To do
Write out every entry, unchanged. Skip any picture.

***** Data provided

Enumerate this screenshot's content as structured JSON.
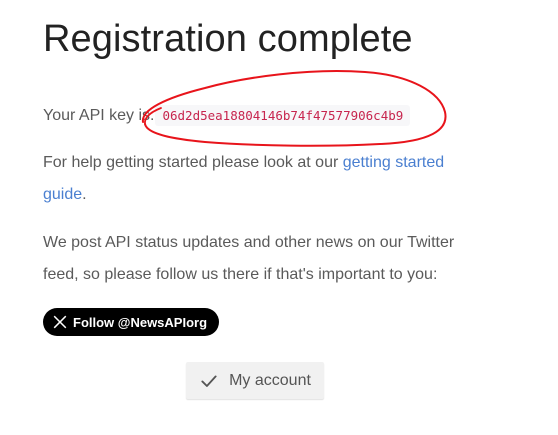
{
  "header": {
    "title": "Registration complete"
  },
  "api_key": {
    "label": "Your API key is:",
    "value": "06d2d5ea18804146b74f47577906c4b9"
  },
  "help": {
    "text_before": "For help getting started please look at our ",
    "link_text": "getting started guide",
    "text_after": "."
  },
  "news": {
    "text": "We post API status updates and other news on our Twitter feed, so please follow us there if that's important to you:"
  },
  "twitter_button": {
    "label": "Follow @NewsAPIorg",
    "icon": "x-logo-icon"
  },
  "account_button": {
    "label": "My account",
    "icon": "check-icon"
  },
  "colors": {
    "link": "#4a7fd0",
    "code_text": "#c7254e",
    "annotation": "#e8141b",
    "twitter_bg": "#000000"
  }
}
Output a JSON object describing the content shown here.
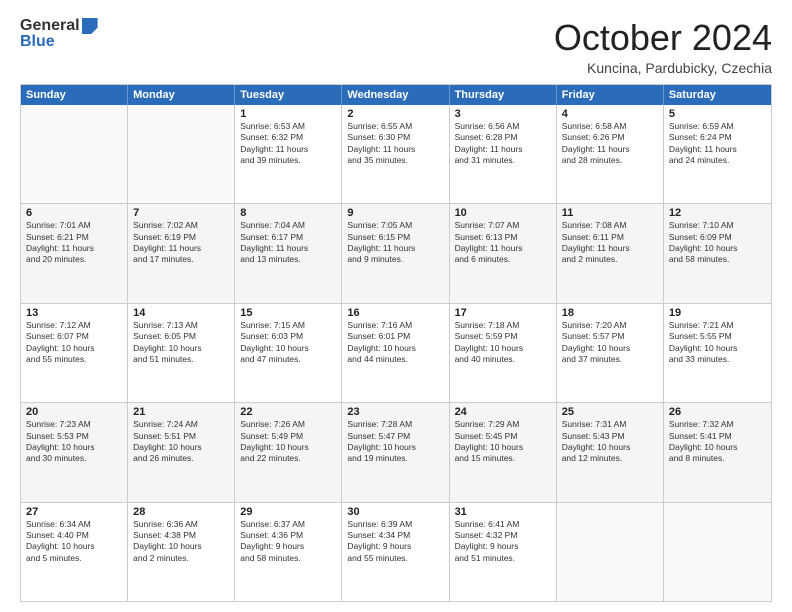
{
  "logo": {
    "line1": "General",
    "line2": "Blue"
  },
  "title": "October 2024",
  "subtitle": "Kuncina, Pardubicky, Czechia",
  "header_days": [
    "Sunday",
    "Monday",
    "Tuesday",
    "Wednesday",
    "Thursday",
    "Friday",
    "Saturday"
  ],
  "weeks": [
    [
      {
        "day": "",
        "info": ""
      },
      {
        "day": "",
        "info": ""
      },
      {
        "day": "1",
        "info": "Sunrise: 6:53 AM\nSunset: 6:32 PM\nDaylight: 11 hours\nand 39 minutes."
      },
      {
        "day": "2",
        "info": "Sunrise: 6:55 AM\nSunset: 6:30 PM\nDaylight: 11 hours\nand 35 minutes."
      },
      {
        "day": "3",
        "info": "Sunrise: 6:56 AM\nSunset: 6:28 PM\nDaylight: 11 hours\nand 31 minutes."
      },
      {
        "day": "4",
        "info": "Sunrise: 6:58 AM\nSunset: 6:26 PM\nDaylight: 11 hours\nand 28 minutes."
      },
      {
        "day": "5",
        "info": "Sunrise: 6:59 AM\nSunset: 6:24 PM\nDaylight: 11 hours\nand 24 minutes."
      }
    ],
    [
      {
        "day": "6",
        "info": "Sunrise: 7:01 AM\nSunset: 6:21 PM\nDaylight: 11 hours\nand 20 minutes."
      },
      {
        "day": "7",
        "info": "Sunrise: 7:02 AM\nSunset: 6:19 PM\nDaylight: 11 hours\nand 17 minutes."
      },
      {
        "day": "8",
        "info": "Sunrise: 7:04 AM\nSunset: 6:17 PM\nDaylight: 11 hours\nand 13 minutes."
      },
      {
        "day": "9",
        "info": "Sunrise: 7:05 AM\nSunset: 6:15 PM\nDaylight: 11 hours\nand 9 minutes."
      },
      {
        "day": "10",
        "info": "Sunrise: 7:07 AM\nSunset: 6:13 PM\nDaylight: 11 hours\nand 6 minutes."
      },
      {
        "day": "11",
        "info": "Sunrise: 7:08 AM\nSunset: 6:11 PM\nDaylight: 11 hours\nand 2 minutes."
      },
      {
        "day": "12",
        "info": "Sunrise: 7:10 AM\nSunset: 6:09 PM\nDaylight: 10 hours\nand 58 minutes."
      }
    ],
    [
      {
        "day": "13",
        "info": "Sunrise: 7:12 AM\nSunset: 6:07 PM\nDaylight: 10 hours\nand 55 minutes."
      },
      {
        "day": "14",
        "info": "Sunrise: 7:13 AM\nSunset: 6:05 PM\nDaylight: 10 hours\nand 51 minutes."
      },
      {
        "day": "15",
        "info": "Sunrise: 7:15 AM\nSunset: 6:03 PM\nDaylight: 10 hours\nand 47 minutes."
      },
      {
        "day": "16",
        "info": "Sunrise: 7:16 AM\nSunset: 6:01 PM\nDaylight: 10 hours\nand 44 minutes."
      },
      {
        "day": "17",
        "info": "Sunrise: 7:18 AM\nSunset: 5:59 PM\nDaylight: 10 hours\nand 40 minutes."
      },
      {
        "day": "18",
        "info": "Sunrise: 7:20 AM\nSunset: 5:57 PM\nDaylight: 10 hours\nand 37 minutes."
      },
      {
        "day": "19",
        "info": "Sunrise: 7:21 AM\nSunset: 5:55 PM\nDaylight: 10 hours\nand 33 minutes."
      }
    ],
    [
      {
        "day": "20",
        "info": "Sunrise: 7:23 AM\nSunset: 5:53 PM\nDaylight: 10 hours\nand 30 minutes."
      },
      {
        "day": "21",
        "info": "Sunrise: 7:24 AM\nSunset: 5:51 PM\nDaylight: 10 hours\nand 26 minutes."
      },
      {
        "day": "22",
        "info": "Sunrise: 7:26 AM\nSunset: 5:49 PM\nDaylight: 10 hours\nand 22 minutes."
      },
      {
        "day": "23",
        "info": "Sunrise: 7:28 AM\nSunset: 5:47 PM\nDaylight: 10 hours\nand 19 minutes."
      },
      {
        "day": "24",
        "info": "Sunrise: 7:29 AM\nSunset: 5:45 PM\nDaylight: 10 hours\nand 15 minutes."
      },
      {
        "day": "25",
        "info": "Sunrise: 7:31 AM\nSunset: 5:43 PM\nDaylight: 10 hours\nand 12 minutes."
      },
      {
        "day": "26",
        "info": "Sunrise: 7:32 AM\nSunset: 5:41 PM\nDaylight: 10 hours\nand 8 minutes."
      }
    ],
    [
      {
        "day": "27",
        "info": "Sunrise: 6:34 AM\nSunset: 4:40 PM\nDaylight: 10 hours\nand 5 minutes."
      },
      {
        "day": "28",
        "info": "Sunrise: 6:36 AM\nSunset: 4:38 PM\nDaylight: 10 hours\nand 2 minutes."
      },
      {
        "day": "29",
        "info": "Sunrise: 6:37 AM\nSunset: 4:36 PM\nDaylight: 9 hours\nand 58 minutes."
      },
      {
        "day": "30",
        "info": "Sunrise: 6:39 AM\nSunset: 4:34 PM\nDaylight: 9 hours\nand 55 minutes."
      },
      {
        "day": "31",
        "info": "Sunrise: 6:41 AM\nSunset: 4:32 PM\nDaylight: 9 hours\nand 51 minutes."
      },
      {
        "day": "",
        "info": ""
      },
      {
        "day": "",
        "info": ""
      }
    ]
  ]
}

**********

Task result
Enumerate this screenshot's content as structured JSON.
{
  "header": {
    "title": "Registration complete"
  },
  "api_key": {
    "label": "Your API key is:",
    "value": "06d2d5ea18804146b74f47577906c4b9"
  },
  "help": {
    "text_before": "For help getting started please look at our ",
    "link_text": "getting started guide",
    "text_after": "."
  },
  "news": {
    "text": "We post API status updates and other news on our Twitter feed, so please follow us there if that's important to you:"
  },
  "twitter_button": {
    "label": "Follow @NewsAPIorg",
    "icon": "x-logo-icon"
  },
  "account_button": {
    "label": "My account",
    "icon": "check-icon"
  },
  "colors": {
    "link": "#4a7fd0",
    "code_text": "#c7254e",
    "annotation": "#e8141b",
    "twitter_bg": "#000000"
  }
}
Output a JSON object describing the content shown here.
{
  "logo": {
    "line1": "General",
    "line2": "Blue"
  },
  "title": "October 2024",
  "subtitle": "Kuncina, Pardubicky, Czechia",
  "header_days": [
    "Sunday",
    "Monday",
    "Tuesday",
    "Wednesday",
    "Thursday",
    "Friday",
    "Saturday"
  ],
  "weeks": [
    [
      {
        "day": "",
        "info": ""
      },
      {
        "day": "",
        "info": ""
      },
      {
        "day": "1",
        "info": "Sunrise: 6:53 AM\nSunset: 6:32 PM\nDaylight: 11 hours\nand 39 minutes."
      },
      {
        "day": "2",
        "info": "Sunrise: 6:55 AM\nSunset: 6:30 PM\nDaylight: 11 hours\nand 35 minutes."
      },
      {
        "day": "3",
        "info": "Sunrise: 6:56 AM\nSunset: 6:28 PM\nDaylight: 11 hours\nand 31 minutes."
      },
      {
        "day": "4",
        "info": "Sunrise: 6:58 AM\nSunset: 6:26 PM\nDaylight: 11 hours\nand 28 minutes."
      },
      {
        "day": "5",
        "info": "Sunrise: 6:59 AM\nSunset: 6:24 PM\nDaylight: 11 hours\nand 24 minutes."
      }
    ],
    [
      {
        "day": "6",
        "info": "Sunrise: 7:01 AM\nSunset: 6:21 PM\nDaylight: 11 hours\nand 20 minutes."
      },
      {
        "day": "7",
        "info": "Sunrise: 7:02 AM\nSunset: 6:19 PM\nDaylight: 11 hours\nand 17 minutes."
      },
      {
        "day": "8",
        "info": "Sunrise: 7:04 AM\nSunset: 6:17 PM\nDaylight: 11 hours\nand 13 minutes."
      },
      {
        "day": "9",
        "info": "Sunrise: 7:05 AM\nSunset: 6:15 PM\nDaylight: 11 hours\nand 9 minutes."
      },
      {
        "day": "10",
        "info": "Sunrise: 7:07 AM\nSunset: 6:13 PM\nDaylight: 11 hours\nand 6 minutes."
      },
      {
        "day": "11",
        "info": "Sunrise: 7:08 AM\nSunset: 6:11 PM\nDaylight: 11 hours\nand 2 minutes."
      },
      {
        "day": "12",
        "info": "Sunrise: 7:10 AM\nSunset: 6:09 PM\nDaylight: 10 hours\nand 58 minutes."
      }
    ],
    [
      {
        "day": "13",
        "info": "Sunrise: 7:12 AM\nSunset: 6:07 PM\nDaylight: 10 hours\nand 55 minutes."
      },
      {
        "day": "14",
        "info": "Sunrise: 7:13 AM\nSunset: 6:05 PM\nDaylight: 10 hours\nand 51 minutes."
      },
      {
        "day": "15",
        "info": "Sunrise: 7:15 AM\nSunset: 6:03 PM\nDaylight: 10 hours\nand 47 minutes."
      },
      {
        "day": "16",
        "info": "Sunrise: 7:16 AM\nSunset: 6:01 PM\nDaylight: 10 hours\nand 44 minutes."
      },
      {
        "day": "17",
        "info": "Sunrise: 7:18 AM\nSunset: 5:59 PM\nDaylight: 10 hours\nand 40 minutes."
      },
      {
        "day": "18",
        "info": "Sunrise: 7:20 AM\nSunset: 5:57 PM\nDaylight: 10 hours\nand 37 minutes."
      },
      {
        "day": "19",
        "info": "Sunrise: 7:21 AM\nSunset: 5:55 PM\nDaylight: 10 hours\nand 33 minutes."
      }
    ],
    [
      {
        "day": "20",
        "info": "Sunrise: 7:23 AM\nSunset: 5:53 PM\nDaylight: 10 hours\nand 30 minutes."
      },
      {
        "day": "21",
        "info": "Sunrise: 7:24 AM\nSunset: 5:51 PM\nDaylight: 10 hours\nand 26 minutes."
      },
      {
        "day": "22",
        "info": "Sunrise: 7:26 AM\nSunset: 5:49 PM\nDaylight: 10 hours\nand 22 minutes."
      },
      {
        "day": "23",
        "info": "Sunrise: 7:28 AM\nSunset: 5:47 PM\nDaylight: 10 hours\nand 19 minutes."
      },
      {
        "day": "24",
        "info": "Sunrise: 7:29 AM\nSunset: 5:45 PM\nDaylight: 10 hours\nand 15 minutes."
      },
      {
        "day": "25",
        "info": "Sunrise: 7:31 AM\nSunset: 5:43 PM\nDaylight: 10 hours\nand 12 minutes."
      },
      {
        "day": "26",
        "info": "Sunrise: 7:32 AM\nSunset: 5:41 PM\nDaylight: 10 hours\nand 8 minutes."
      }
    ],
    [
      {
        "day": "27",
        "info": "Sunrise: 6:34 AM\nSunset: 4:40 PM\nDaylight: 10 hours\nand 5 minutes."
      },
      {
        "day": "28",
        "info": "Sunrise: 6:36 AM\nSunset: 4:38 PM\nDaylight: 10 hours\nand 2 minutes."
      },
      {
        "day": "29",
        "info": "Sunrise: 6:37 AM\nSunset: 4:36 PM\nDaylight: 9 hours\nand 58 minutes."
      },
      {
        "day": "30",
        "info": "Sunrise: 6:39 AM\nSunset: 4:34 PM\nDaylight: 9 hours\nand 55 minutes."
      },
      {
        "day": "31",
        "info": "Sunrise: 6:41 AM\nSunset: 4:32 PM\nDaylight: 9 hours\nand 51 minutes."
      },
      {
        "day": "",
        "info": ""
      },
      {
        "day": "",
        "info": ""
      }
    ]
  ]
}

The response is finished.